- _Stated goal_
Copy the records below word for word, omitting the pictures.

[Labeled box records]
────────────────────────────────────────

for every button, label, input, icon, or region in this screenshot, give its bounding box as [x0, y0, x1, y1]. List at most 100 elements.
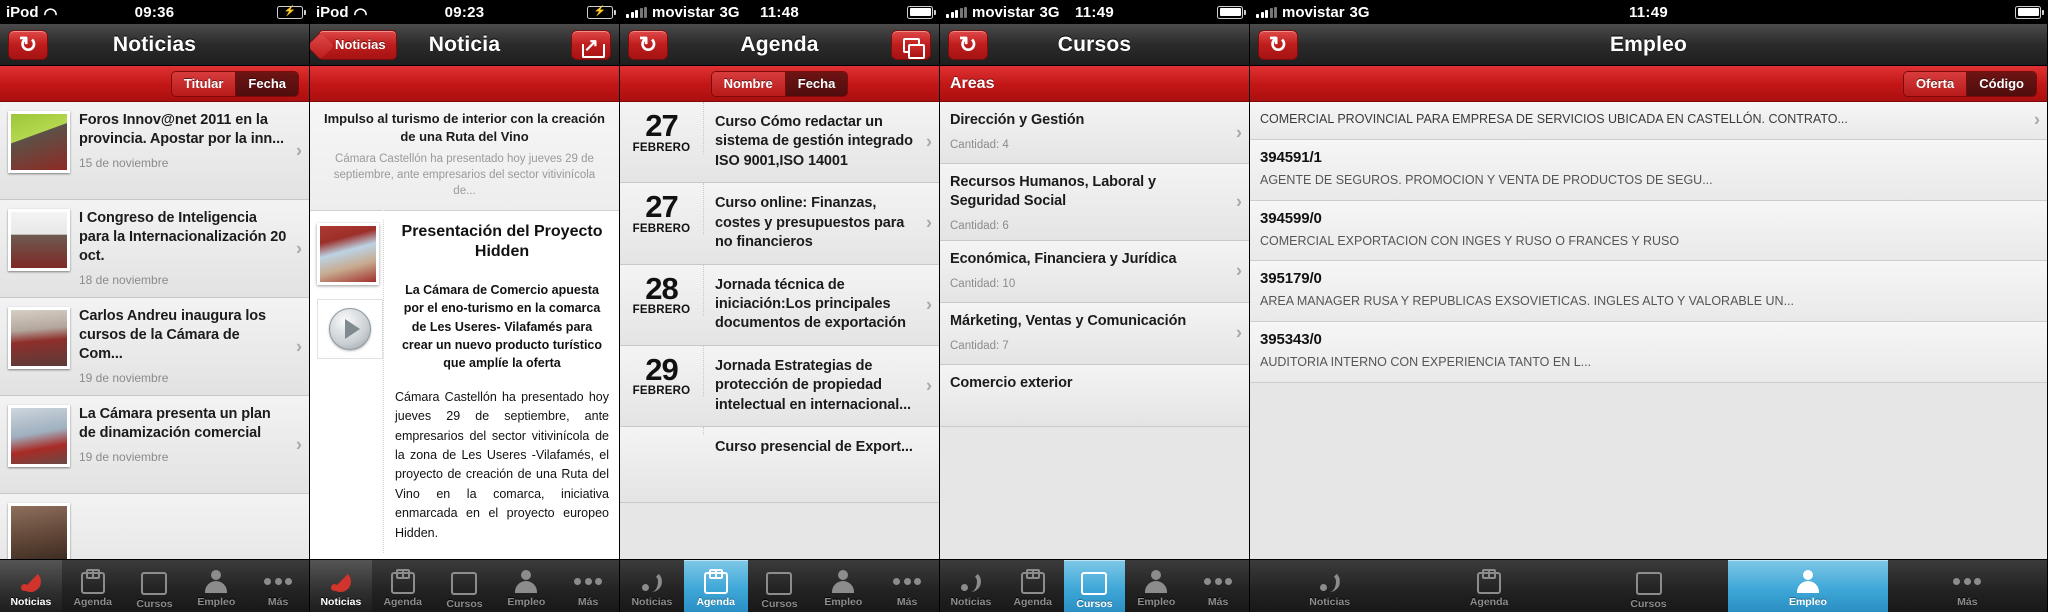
tab-noticias[interactable]: Noticias	[1250, 560, 1409, 612]
refresh-icon[interactable]	[8, 29, 48, 60]
tab-agenda[interactable]: Agenda	[62, 560, 124, 612]
list-item[interactable]: Recursos Humanos, Laboral y Seguridad So…	[940, 164, 1249, 241]
tab-cursos[interactable]: Cursos	[1063, 560, 1126, 612]
tab-label: Cursos	[446, 598, 483, 610]
list-item[interactable]: 395179/0 AREA MANAGER RUSA Y REPUBLICAS …	[1250, 261, 2047, 322]
event-date: 27 FEBRERO	[620, 183, 704, 235]
tab-label: Empleo	[197, 596, 236, 608]
tab-empleo[interactable]: Empleo	[1125, 560, 1187, 612]
list-item[interactable]: Económica, Financiera y Jurídica Cantida…	[940, 240, 1249, 303]
event-month: FEBRERO	[632, 304, 691, 317]
tab-mas[interactable]: Más	[1187, 560, 1249, 612]
sort-bar: Titular Fecha	[0, 66, 309, 102]
clock-label: 11:49	[1074, 3, 1115, 21]
list-item[interactable]: COMERCIAL PROVINCIAL PARA EMPRESA DE SER…	[1250, 102, 2047, 140]
area-quantity: Cantidad: 7	[950, 339, 1009, 352]
offer-code: 395343/0	[1260, 331, 1322, 348]
rss-icon	[17, 568, 45, 594]
tab-noticias[interactable]: Noticias	[940, 560, 1002, 612]
tab-label: Cursos	[136, 598, 173, 610]
tab-empleo[interactable]: Empleo	[185, 560, 247, 612]
tab-agenda[interactable]: Agenda	[683, 560, 748, 612]
cursos-list[interactable]: Dirección y Gestión Cantidad: 4 › Recurs…	[940, 102, 1249, 612]
tab-agenda[interactable]: Agenda	[1409, 560, 1568, 612]
tab-mas[interactable]: Más	[247, 560, 309, 612]
event-title: Jornada técnica de iniciación:Los princi…	[715, 276, 906, 332]
battery-icon	[907, 5, 936, 19]
segment-titular[interactable]: Titular	[171, 71, 236, 96]
segment-fecha[interactable]: Fecha	[784, 71, 848, 96]
tab-cursos[interactable]: Cursos	[124, 560, 186, 612]
tab-label: Más	[896, 596, 918, 608]
segment-nombre[interactable]: Nombre	[711, 71, 785, 96]
list-item[interactable]: 27 FEBRERO Curso Cómo redactar un sistem…	[620, 102, 939, 184]
tab-mas[interactable]: Más	[875, 560, 939, 612]
tab-noticias[interactable]: Noticias	[310, 560, 372, 612]
area-name: Comercio exterior	[950, 374, 1073, 391]
article-scroll[interactable]: Impulso al turismo de interior con la cr…	[310, 102, 619, 612]
segment-oferta[interactable]: Oferta	[1903, 71, 1967, 96]
tab-bar: Noticias Agenda Cursos Empleo Más	[940, 559, 1249, 612]
refresh-icon[interactable]	[1258, 29, 1298, 60]
list-item[interactable]: La Cámara presenta un plan de dinamizaci…	[0, 396, 309, 494]
sort-segmented-control[interactable]: Nombre Fecha	[710, 70, 849, 97]
segment-fecha[interactable]: Fecha	[235, 71, 298, 96]
sort-segmented-control[interactable]: Oferta Código	[1902, 70, 2037, 97]
article-title: Impulso al turismo de interior con la cr…	[323, 111, 605, 144]
tab-label: Cursos	[1630, 598, 1667, 610]
tab-cursos[interactable]: Cursos	[748, 560, 812, 612]
chevron-right-icon: ›	[1236, 191, 1242, 212]
tab-bar: Noticias Agenda Cursos Empleo Más	[1250, 559, 2047, 612]
tab-empleo[interactable]: Empleo	[1728, 560, 1888, 612]
list-item[interactable]: Dirección y Gestión Cantidad: 4 ›	[940, 102, 1249, 164]
tab-noticias[interactable]: Noticias	[620, 560, 684, 612]
phone-cursos: movistar 3G 11:49 Cursos Areas Dirección…	[940, 0, 1250, 612]
offer-description: COMERCIAL EXPORTACION CON INGES Y RUSO O…	[1260, 233, 1680, 248]
list-item[interactable]: 394599/0 COMERCIAL EXPORTACION CON INGES…	[1250, 200, 2047, 262]
tab-mas[interactable]: Más	[557, 560, 619, 612]
empleo-list[interactable]: COMERCIAL PROVINCIAL PARA EMPRESA DE SER…	[1250, 102, 2047, 612]
agenda-list[interactable]: 27 FEBRERO Curso Cómo redactar un sistem…	[620, 102, 939, 612]
copy-icon[interactable]	[891, 29, 931, 60]
refresh-icon[interactable]	[628, 29, 668, 60]
list-item[interactable]: Foros Innov@net 2011 en la provincia. Ap…	[0, 102, 309, 200]
video-thumbnail[interactable]	[317, 298, 383, 359]
list-item[interactable]: 27 FEBRERO Curso online: Finanzas, coste…	[620, 183, 939, 265]
book-icon	[1080, 570, 1108, 596]
tab-mas[interactable]: Más	[1888, 560, 2047, 612]
list-item[interactable]: Comercio exterior	[940, 364, 1249, 427]
sort-segmented-control[interactable]: Titular Fecha	[170, 70, 299, 97]
play-icon[interactable]	[329, 307, 371, 350]
ellipsis-icon	[1204, 568, 1233, 594]
tab-label: Noticias	[320, 596, 362, 608]
list-item[interactable]: 29 FEBRERO Jornada Estrategias de protec…	[620, 345, 939, 428]
chevron-right-icon: ›	[926, 212, 932, 233]
tab-cursos[interactable]: Cursos	[1569, 560, 1728, 612]
list-item[interactable]: 28 FEBRERO Jornada técnica de iniciación…	[620, 264, 939, 346]
share-icon[interactable]	[571, 29, 611, 60]
refresh-icon[interactable]	[948, 29, 988, 60]
tab-cursos[interactable]: Cursos	[434, 560, 496, 612]
article-photo[interactable]	[317, 222, 379, 285]
tab-agenda[interactable]: Agenda	[372, 560, 434, 612]
tab-empleo[interactable]: Empleo	[811, 560, 875, 612]
section-header-label: Areas	[950, 74, 995, 92]
news-list[interactable]: Foros Innov@net 2011 en la provincia. Ap…	[0, 102, 309, 612]
list-item[interactable]: Curso presencial de Export...	[620, 427, 939, 504]
tab-label: Noticias	[1309, 596, 1351, 608]
person-icon	[202, 568, 230, 594]
list-item[interactable]: Márketing, Ventas y Comunicación Cantida…	[940, 302, 1249, 365]
back-button[interactable]: Noticias	[318, 29, 397, 60]
news-thumbnail	[8, 307, 70, 369]
list-item[interactable]: 395343/0 AUDITORIA INTERNO CON EXPERIENC…	[1250, 322, 2047, 383]
area-name: Recursos Humanos, Laboral y Seguridad So…	[950, 174, 1156, 209]
segment-codigo[interactable]: Código	[1966, 71, 2036, 96]
list-item[interactable]: I Congreso de Inteligencia para la Inter…	[0, 200, 309, 298]
list-item[interactable]: 394591/1 AGENTE DE SEGUROS. PROMOCION Y …	[1250, 139, 2047, 201]
tab-empleo[interactable]: Empleo	[495, 560, 557, 612]
offer-description: AUDITORIA INTERNO CON EXPERIENCIA TANTO …	[1260, 355, 1592, 369]
tab-noticias[interactable]: Noticias	[0, 560, 62, 612]
battery-icon	[587, 5, 616, 19]
tab-agenda[interactable]: Agenda	[1002, 560, 1064, 612]
list-item[interactable]: Carlos Andreu inaugura los cursos de la …	[0, 298, 309, 396]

────────────────────────────────────────

- _Solution for this exercise_
for every button, label, input, icon, or region in this screenshot, give its bounding box as [x0, y0, x1, y1]. List at most 100 elements.
tab-noticias[interactable]: Noticias	[1250, 560, 1409, 612]
refresh-icon[interactable]	[8, 29, 48, 60]
tab-agenda[interactable]: Agenda	[62, 560, 124, 612]
list-item[interactable]: Recursos Humanos, Laboral y Seguridad So…	[940, 164, 1249, 241]
tab-cursos[interactable]: Cursos	[1063, 560, 1126, 612]
tab-label: Cursos	[446, 598, 483, 610]
list-item[interactable]: 395179/0 AREA MANAGER RUSA Y REPUBLICAS …	[1250, 261, 2047, 322]
event-date: 27 FEBRERO	[620, 183, 704, 235]
tab-label: Empleo	[197, 596, 236, 608]
tab-empleo[interactable]: Empleo	[1125, 560, 1187, 612]
list-item[interactable]: Económica, Financiera y Jurídica Cantida…	[940, 240, 1249, 303]
event-month: FEBRERO	[632, 304, 691, 317]
tab-mas[interactable]: Más	[1187, 560, 1249, 612]
sort-bar: Titular Fecha	[0, 66, 309, 102]
clock-label: 11:49	[1074, 3, 1115, 21]
list-item[interactable]: COMERCIAL PROVINCIAL PARA EMPRESA DE SER…	[1250, 102, 2047, 140]
area-quantity: Cantidad: 7	[950, 339, 1009, 352]
offer-code: 395343/0	[1260, 331, 1322, 348]
rss-icon	[17, 568, 45, 594]
tab-noticias[interactable]: Noticias	[940, 560, 1002, 612]
tab-label: Cursos	[136, 598, 173, 610]
tab-empleo[interactable]: Empleo	[185, 560, 247, 612]
tab-agenda[interactable]: Agenda	[683, 560, 748, 612]
cursos-list[interactable]: Dirección y Gestión Cantidad: 4 › Recurs…	[940, 102, 1249, 612]
tab-agenda[interactable]: Agenda	[1409, 560, 1568, 612]
tab-mas[interactable]: Más	[247, 560, 309, 612]
event-title: Jornada técnica de iniciación:Los princi…	[715, 276, 906, 332]
battery-icon	[907, 5, 936, 19]
segment-titular[interactable]: Titular	[171, 71, 236, 96]
segment-fecha[interactable]: Fecha	[784, 71, 848, 96]
tab-cursos[interactable]: Cursos	[124, 560, 186, 612]
tab-label: Más	[896, 596, 918, 608]
segment-nombre[interactable]: Nombre	[711, 71, 785, 96]
list-item[interactable]: 27 FEBRERO Curso Cómo redactar un sistem…	[620, 102, 939, 184]
tab-mas[interactable]: Más	[875, 560, 939, 612]
tab-noticias[interactable]: Noticias	[310, 560, 372, 612]
area-name: Comercio exterior	[950, 374, 1073, 391]
article-scroll[interactable]: Impulso al turismo de interior con la cr…	[310, 102, 619, 612]
segment-oferta[interactable]: Oferta	[1903, 71, 1967, 96]
tab-bar: Noticias Agenda Cursos Empleo Más	[940, 559, 1249, 612]
refresh-icon[interactable]	[1258, 29, 1298, 60]
list-item[interactable]: La Cámara presenta un plan de dinamizaci…	[0, 396, 309, 494]
sort-segmented-control[interactable]: Nombre Fecha	[710, 70, 849, 97]
segment-fecha[interactable]: Fecha	[235, 71, 298, 96]
sort-segmented-control[interactable]: Oferta Código	[1902, 70, 2037, 97]
article-title: Impulso al turismo de interior con la cr…	[323, 111, 605, 144]
tab-label: Cursos	[1630, 598, 1667, 610]
tab-cursos[interactable]: Cursos	[748, 560, 812, 612]
chevron-right-icon: ›	[1236, 191, 1242, 212]
tab-bar: Noticias Agenda Cursos Empleo Más	[1250, 559, 2047, 612]
tab-empleo[interactable]: Empleo	[1728, 560, 1888, 612]
list-item[interactable]: Dirección y Gestión Cantidad: 4 ›	[940, 102, 1249, 164]
tab-noticias[interactable]: Noticias	[620, 560, 684, 612]
phone-cursos: movistar 3G 11:49 Cursos Areas Dirección…	[940, 0, 1250, 612]
offer-description: COMERCIAL EXPORTACION CON INGES Y RUSO O…	[1260, 233, 1680, 248]
list-item[interactable]: 394599/0 COMERCIAL EXPORTACION CON INGES…	[1250, 200, 2047, 262]
tab-mas[interactable]: Más	[557, 560, 619, 612]
empleo-list[interactable]: COMERCIAL PROVINCIAL PARA EMPRESA DE SER…	[1250, 102, 2047, 612]
agenda-list[interactable]: 27 FEBRERO Curso Cómo redactar un sistem…	[620, 102, 939, 612]
copy-icon[interactable]	[891, 29, 931, 60]
refresh-icon[interactable]	[628, 29, 668, 60]
list-item[interactable]: Foros Innov@net 2011 en la provincia. Ap…	[0, 102, 309, 200]
video-thumbnail[interactable]	[317, 298, 383, 359]
list-item[interactable]: 27 FEBRERO Curso online: Finanzas, coste…	[620, 183, 939, 265]
book-icon	[1080, 570, 1108, 596]
tab-mas[interactable]: Más	[1888, 560, 2047, 612]
list-item[interactable]: Comercio exterior	[940, 364, 1249, 427]
sort-segmented-control[interactable]: Titular Fecha	[170, 70, 299, 97]
play-icon[interactable]	[329, 307, 371, 350]
ellipsis-icon	[1204, 568, 1233, 594]
tab-label: Noticias	[320, 596, 362, 608]
list-item[interactable]: 29 FEBRERO Jornada Estrategias de protec…	[620, 345, 939, 428]
chevron-right-icon: ›	[926, 212, 932, 233]
tab-cursos[interactable]: Cursos	[1569, 560, 1728, 612]
list-item[interactable]: 28 FEBRERO Jornada técnica de iniciación…	[620, 264, 939, 346]
share-icon[interactable]	[571, 29, 611, 60]
refresh-icon[interactable]	[948, 29, 988, 60]
tab-cursos[interactable]: Cursos	[434, 560, 496, 612]
article-photo[interactable]	[317, 222, 379, 285]
tab-agenda[interactable]: Agenda	[372, 560, 434, 612]
tab-empleo[interactable]: Empleo	[811, 560, 875, 612]
section-header-label: Areas	[950, 74, 995, 92]
news-list[interactable]: Foros Innov@net 2011 en la provincia. Ap…	[0, 102, 309, 612]
list-item[interactable]: Curso presencial de Export...	[620, 427, 939, 504]
tab-label: Noticias	[1309, 596, 1351, 608]
person-icon	[202, 568, 230, 594]
list-item[interactable]: Márketing, Ventas y Comunicación Cantida…	[940, 302, 1249, 365]
back-button[interactable]: Noticias	[318, 29, 397, 60]
news-thumbnail	[8, 307, 70, 369]
list-item[interactable]: 395343/0 AUDITORIA INTERNO CON EXPERIENC…	[1250, 322, 2047, 383]
area-name: Recursos Humanos, Laboral y Seguridad So…	[950, 174, 1156, 209]
segment-codigo[interactable]: Código	[1966, 71, 2036, 96]
list-item[interactable]: I Congreso de Inteligencia para la Inter…	[0, 200, 309, 298]
list-item[interactable]: 394591/1 AGENTE DE SEGUROS. PROMOCION Y …	[1250, 139, 2047, 201]
tab-empleo[interactable]: Empleo	[495, 560, 557, 612]
offer-description: AUDITORIA INTERNO CON EXPERIENCIA TANTO …	[1260, 355, 1592, 369]
tab-noticias[interactable]: Noticias	[0, 560, 62, 612]
battery-icon	[587, 5, 616, 19]
tab-agenda[interactable]: Agenda	[1002, 560, 1064, 612]
list-item[interactable]: Carlos Andreu inaugura los cursos de la …	[0, 298, 309, 396]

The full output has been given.